>> Start Record set

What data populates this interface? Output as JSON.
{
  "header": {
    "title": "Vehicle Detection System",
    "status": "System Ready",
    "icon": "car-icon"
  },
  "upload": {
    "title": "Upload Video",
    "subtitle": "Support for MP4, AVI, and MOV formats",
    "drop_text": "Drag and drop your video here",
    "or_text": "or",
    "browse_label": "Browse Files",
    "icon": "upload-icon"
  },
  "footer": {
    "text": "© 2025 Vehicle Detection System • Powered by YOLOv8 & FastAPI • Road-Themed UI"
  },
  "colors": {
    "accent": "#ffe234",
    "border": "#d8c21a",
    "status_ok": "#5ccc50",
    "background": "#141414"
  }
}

>> End Record set
>> Start Record set

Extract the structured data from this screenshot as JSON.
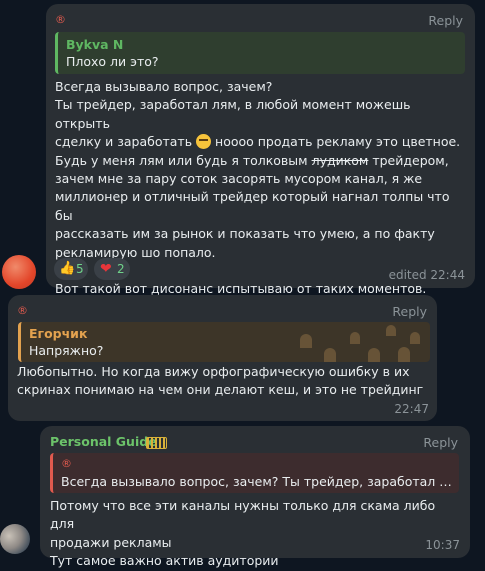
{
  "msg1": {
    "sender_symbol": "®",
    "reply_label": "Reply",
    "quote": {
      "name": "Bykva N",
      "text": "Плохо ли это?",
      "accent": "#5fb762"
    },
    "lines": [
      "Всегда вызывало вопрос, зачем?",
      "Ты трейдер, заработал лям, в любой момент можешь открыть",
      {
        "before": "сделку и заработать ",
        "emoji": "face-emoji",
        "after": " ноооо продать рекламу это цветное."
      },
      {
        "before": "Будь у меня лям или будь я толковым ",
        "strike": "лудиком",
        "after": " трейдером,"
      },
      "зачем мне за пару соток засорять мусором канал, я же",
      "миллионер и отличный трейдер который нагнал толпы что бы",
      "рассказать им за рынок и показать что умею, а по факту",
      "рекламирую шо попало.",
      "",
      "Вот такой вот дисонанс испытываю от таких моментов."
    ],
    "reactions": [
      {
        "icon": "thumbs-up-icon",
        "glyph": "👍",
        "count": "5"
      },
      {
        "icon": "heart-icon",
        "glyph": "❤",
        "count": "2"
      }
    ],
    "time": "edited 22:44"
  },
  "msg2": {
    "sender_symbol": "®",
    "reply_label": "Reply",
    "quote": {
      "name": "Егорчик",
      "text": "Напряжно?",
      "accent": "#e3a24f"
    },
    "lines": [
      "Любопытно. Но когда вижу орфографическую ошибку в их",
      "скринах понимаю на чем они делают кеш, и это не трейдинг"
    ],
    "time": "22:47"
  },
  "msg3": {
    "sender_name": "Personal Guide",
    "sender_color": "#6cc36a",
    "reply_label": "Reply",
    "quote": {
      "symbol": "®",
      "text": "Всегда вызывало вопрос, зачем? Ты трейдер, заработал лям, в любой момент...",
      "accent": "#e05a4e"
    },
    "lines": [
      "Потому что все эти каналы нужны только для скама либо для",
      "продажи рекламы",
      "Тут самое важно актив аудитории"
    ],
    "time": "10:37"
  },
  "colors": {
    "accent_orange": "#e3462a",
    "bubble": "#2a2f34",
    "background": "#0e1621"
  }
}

>> End Record set
>> Start Record set

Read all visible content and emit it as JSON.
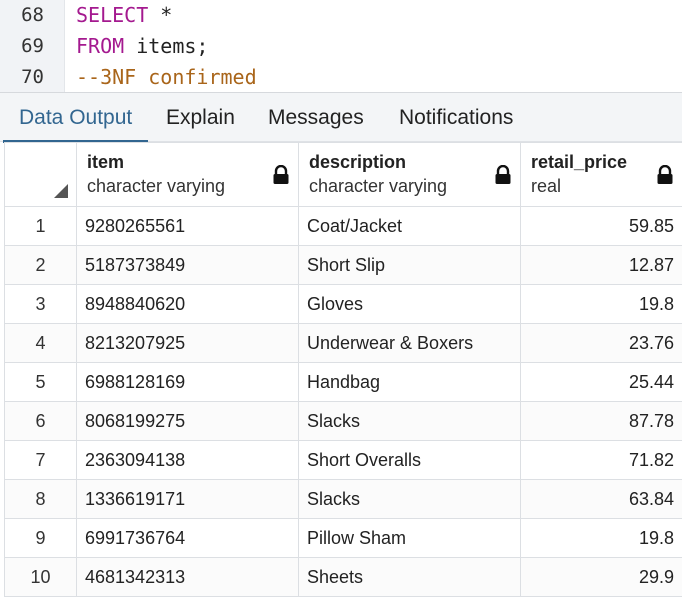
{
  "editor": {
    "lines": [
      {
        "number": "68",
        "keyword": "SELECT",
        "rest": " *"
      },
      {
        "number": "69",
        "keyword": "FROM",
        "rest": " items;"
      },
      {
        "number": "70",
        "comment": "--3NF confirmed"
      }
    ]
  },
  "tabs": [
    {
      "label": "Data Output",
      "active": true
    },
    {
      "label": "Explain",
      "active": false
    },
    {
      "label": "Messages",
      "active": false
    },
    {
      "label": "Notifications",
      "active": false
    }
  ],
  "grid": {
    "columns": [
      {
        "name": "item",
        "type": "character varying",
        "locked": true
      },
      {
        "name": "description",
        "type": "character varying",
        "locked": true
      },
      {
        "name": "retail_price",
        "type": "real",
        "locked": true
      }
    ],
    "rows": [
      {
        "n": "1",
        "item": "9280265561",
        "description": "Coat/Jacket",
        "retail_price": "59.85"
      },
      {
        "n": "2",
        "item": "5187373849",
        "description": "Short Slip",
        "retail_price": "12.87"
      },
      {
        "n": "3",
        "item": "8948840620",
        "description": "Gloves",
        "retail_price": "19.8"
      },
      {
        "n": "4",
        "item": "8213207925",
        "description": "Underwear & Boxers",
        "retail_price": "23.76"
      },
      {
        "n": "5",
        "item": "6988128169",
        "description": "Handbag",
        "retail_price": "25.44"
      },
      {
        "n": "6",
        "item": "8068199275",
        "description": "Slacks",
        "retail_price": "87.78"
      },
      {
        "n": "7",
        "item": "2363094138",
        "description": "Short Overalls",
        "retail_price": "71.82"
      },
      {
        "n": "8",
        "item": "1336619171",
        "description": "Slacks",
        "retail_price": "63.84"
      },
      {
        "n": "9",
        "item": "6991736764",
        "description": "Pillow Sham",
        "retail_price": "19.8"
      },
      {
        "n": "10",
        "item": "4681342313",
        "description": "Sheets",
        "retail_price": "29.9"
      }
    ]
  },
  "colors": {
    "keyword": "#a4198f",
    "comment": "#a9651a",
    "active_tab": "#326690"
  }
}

>> End Record set

Objective: Search the data for "любой". Copy every matching line.

Response to this exercise:
      "Ты трейдер, заработал лям, в любой момент можешь открыть",
      "text": "Всегда вызывало вопрос, зачем? Ты трейдер, заработал лям, в любой момент...",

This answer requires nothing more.